Sift the listing for lines that hold the string "seguridad" and pull them out.

------------------------------------------------------------

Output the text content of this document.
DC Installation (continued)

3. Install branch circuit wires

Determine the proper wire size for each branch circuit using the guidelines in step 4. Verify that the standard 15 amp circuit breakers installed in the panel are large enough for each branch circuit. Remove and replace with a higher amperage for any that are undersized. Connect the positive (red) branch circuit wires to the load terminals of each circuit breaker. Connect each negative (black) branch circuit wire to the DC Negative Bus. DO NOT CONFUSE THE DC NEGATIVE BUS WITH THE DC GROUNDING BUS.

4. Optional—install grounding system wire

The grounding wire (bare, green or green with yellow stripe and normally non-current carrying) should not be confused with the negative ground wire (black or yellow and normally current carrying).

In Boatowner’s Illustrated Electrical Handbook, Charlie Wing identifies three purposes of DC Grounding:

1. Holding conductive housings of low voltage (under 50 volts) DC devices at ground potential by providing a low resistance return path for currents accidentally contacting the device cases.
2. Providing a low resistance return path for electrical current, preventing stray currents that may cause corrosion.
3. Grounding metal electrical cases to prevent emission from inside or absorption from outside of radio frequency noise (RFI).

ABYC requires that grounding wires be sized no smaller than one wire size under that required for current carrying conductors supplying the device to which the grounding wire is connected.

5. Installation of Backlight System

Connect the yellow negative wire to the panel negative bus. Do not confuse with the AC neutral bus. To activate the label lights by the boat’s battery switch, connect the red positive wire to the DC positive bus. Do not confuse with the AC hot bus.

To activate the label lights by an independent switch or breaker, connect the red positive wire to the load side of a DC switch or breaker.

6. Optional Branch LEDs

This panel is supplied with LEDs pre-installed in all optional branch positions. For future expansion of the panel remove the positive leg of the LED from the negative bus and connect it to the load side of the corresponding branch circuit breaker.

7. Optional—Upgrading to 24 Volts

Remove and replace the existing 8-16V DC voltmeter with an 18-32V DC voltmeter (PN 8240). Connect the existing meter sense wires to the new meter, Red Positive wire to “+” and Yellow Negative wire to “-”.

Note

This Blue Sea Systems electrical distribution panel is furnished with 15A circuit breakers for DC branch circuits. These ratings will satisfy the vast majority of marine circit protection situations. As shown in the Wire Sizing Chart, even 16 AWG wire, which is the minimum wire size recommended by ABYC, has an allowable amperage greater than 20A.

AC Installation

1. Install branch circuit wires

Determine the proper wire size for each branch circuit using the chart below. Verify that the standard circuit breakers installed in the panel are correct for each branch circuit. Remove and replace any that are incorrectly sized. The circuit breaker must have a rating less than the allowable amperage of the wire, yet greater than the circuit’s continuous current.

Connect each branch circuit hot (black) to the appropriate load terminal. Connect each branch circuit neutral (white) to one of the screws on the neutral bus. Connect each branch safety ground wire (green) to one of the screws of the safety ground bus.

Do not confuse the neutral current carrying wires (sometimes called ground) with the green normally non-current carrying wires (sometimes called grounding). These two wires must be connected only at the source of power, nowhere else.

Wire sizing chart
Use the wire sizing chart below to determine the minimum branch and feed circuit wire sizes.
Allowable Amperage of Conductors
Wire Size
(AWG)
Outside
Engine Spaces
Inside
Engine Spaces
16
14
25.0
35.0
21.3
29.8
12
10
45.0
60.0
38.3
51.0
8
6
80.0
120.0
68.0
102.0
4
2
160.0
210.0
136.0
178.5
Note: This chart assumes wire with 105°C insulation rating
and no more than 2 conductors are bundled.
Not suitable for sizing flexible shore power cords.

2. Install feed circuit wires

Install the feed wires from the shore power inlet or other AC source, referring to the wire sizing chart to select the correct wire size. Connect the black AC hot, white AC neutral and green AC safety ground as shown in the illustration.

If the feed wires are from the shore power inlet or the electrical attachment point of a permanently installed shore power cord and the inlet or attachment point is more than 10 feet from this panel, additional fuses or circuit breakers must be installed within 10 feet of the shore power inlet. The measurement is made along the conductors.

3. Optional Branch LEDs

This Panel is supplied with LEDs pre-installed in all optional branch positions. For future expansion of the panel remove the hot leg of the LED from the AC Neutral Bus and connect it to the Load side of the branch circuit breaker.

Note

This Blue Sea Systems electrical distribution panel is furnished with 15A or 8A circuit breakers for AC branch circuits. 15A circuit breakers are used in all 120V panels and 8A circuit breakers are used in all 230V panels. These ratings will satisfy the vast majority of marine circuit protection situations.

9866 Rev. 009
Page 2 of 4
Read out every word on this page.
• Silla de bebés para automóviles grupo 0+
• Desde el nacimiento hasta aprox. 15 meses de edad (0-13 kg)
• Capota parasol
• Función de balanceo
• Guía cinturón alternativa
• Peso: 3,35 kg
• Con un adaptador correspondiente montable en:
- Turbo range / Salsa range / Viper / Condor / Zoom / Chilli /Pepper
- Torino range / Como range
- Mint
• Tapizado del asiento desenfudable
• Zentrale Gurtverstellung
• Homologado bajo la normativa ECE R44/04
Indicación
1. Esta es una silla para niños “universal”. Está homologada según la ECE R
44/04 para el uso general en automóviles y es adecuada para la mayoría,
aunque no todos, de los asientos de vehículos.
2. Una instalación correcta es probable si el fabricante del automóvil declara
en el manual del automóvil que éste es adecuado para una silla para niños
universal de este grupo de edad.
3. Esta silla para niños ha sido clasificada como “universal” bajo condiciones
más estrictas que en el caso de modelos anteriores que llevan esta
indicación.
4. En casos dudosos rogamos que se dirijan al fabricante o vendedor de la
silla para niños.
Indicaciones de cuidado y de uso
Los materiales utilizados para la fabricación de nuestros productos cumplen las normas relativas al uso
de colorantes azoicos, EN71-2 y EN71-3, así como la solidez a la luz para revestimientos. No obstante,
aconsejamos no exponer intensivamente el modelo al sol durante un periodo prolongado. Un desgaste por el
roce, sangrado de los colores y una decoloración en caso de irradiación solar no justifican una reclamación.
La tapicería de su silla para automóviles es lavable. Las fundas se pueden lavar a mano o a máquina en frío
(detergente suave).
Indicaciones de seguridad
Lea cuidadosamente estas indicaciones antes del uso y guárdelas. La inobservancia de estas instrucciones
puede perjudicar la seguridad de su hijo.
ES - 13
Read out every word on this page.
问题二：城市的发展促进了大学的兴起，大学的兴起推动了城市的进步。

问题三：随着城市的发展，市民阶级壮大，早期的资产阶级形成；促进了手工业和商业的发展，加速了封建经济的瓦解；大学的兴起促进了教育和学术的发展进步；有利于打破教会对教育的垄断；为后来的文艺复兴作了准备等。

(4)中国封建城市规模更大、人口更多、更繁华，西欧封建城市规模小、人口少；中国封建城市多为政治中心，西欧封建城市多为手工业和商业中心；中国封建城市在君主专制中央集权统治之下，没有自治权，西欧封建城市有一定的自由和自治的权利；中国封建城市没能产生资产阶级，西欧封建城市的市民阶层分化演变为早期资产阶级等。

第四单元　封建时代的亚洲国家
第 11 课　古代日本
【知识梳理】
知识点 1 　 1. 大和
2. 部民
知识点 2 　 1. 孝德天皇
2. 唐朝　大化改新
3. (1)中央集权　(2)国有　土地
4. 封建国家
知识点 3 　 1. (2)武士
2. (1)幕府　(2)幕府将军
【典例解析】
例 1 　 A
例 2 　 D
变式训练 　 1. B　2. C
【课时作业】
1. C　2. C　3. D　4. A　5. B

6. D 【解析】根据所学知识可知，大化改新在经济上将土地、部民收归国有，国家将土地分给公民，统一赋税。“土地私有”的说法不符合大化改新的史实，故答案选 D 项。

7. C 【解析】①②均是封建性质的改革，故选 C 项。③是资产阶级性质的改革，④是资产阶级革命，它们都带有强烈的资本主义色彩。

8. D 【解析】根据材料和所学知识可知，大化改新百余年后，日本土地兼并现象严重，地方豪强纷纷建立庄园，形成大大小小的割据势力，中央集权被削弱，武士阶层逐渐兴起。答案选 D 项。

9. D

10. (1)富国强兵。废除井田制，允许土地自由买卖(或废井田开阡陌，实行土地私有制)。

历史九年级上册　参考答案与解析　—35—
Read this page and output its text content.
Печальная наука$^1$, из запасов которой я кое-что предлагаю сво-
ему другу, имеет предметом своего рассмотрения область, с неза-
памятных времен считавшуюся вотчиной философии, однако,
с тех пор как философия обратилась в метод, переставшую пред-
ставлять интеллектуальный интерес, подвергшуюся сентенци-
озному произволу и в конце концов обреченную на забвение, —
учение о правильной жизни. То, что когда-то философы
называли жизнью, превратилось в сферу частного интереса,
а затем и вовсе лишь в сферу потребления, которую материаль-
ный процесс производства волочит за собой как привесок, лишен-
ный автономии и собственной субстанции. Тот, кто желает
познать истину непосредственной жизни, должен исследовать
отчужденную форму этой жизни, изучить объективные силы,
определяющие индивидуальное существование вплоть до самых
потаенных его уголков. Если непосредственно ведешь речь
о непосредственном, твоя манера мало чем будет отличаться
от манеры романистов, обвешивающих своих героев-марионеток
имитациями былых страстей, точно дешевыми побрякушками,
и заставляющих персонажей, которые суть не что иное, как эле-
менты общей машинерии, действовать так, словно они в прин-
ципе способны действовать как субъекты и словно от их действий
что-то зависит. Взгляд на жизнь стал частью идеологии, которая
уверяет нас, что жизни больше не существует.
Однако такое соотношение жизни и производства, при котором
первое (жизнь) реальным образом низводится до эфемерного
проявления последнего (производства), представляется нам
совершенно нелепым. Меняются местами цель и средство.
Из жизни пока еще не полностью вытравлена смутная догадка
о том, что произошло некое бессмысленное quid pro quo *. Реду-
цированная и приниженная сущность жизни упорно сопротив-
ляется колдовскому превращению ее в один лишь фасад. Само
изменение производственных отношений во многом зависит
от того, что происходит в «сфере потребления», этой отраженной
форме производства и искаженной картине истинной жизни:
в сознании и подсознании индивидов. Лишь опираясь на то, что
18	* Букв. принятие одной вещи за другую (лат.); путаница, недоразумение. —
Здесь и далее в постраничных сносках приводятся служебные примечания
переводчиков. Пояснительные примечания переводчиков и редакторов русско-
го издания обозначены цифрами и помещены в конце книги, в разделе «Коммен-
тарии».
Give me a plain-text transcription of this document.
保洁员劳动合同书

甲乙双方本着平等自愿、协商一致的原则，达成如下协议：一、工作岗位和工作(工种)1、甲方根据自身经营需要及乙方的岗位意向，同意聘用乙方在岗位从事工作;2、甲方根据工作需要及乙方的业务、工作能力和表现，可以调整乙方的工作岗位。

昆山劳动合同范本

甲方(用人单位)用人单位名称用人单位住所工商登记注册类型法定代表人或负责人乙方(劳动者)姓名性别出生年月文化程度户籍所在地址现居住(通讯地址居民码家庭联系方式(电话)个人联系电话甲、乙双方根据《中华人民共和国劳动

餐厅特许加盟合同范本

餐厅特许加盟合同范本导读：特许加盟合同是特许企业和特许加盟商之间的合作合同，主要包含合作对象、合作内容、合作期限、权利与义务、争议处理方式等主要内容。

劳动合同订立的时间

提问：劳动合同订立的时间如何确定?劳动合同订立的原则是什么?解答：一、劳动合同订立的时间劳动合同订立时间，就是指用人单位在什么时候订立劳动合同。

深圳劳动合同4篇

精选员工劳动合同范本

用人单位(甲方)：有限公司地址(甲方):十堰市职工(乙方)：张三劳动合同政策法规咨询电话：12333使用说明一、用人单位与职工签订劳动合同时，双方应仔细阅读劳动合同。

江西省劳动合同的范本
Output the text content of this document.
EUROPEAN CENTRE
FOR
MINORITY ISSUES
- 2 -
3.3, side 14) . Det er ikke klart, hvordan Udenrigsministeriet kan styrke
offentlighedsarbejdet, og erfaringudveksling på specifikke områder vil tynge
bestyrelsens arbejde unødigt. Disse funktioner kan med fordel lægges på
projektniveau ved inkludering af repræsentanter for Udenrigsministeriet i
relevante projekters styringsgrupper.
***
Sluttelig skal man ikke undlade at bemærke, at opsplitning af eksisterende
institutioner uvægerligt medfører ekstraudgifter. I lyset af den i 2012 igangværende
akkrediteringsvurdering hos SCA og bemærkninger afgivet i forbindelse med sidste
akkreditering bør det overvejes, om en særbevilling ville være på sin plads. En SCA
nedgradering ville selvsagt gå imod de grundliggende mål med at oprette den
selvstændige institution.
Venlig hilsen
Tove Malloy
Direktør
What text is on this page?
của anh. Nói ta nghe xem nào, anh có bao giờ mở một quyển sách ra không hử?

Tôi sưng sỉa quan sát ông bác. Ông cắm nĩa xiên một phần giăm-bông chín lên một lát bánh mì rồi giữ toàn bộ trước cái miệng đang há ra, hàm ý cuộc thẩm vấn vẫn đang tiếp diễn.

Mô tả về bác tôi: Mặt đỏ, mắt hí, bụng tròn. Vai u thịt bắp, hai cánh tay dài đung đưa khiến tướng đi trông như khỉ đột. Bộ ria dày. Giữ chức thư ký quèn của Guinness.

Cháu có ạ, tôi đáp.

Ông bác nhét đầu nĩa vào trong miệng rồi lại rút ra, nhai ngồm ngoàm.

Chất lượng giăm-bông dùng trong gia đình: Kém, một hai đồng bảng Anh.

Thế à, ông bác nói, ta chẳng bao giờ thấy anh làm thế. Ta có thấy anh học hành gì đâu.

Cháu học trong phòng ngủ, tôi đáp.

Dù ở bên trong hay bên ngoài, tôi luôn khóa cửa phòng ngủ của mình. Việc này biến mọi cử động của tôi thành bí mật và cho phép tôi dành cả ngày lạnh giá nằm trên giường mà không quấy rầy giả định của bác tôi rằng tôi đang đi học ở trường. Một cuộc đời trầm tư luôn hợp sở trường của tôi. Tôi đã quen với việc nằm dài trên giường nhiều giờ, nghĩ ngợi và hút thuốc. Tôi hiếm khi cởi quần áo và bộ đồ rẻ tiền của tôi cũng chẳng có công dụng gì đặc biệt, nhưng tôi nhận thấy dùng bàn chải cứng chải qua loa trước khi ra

------------------------------------------------------------

Output:
Indicaciones de seguridad
puede perjudicar la seguridad de su hijo.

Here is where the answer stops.